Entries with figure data
========================
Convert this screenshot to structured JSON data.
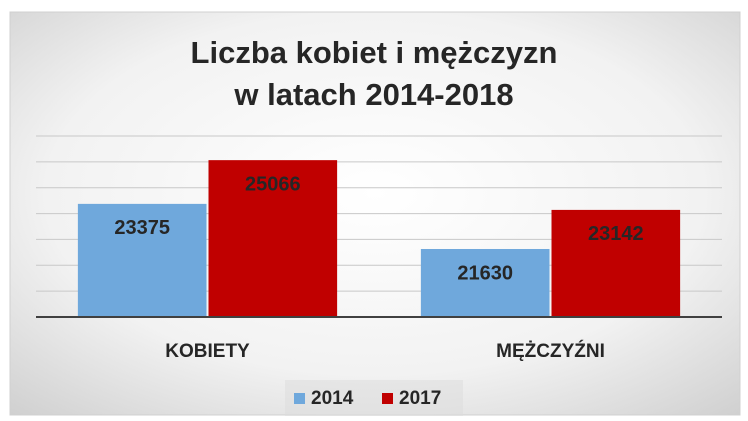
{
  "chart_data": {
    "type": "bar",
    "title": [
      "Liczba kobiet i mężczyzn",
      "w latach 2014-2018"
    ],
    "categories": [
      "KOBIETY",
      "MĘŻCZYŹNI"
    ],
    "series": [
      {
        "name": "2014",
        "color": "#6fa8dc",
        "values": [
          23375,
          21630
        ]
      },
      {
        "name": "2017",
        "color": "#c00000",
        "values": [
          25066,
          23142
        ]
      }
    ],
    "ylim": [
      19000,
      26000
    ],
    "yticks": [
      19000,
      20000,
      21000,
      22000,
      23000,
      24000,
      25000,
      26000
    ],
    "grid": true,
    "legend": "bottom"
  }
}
========================
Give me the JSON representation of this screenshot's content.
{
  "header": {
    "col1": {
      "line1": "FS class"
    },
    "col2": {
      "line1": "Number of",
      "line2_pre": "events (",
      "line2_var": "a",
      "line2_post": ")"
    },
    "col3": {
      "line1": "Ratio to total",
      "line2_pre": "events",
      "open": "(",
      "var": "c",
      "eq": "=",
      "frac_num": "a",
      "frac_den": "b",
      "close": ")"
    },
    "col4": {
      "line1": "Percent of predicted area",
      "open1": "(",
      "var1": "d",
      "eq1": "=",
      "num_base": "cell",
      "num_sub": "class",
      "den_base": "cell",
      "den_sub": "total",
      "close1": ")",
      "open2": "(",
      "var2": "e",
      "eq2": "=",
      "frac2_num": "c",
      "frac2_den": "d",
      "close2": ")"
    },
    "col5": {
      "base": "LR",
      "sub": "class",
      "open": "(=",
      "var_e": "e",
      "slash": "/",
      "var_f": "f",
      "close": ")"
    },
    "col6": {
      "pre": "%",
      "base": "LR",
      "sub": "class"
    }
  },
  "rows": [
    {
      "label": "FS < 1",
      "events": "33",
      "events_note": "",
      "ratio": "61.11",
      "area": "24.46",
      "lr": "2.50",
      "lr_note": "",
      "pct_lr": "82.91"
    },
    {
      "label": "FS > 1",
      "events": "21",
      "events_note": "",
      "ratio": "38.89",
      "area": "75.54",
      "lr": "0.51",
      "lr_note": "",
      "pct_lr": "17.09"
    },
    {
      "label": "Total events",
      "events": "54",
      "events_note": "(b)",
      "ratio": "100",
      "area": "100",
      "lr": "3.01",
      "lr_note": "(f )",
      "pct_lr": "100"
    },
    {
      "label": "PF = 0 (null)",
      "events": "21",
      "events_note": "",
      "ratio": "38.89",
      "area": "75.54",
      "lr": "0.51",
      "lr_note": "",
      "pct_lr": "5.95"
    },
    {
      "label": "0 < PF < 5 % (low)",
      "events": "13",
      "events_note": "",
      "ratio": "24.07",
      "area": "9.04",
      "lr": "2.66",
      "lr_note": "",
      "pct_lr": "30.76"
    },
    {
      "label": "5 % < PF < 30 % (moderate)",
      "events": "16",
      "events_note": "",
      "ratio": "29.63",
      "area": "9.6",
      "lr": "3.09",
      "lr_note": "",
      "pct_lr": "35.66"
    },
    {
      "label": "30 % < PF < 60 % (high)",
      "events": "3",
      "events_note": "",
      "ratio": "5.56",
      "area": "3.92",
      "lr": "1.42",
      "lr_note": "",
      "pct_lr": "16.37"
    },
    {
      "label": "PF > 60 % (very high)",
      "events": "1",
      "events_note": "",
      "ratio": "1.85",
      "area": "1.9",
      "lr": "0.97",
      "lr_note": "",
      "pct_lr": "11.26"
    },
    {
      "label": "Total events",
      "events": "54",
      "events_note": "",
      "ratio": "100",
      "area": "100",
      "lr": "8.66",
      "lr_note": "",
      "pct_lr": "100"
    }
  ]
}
========================
* [Task directions]:
Lines containing the string "screenshot" should be counted; reply with their number and nothing more.

* [Answer to the exercise]:
2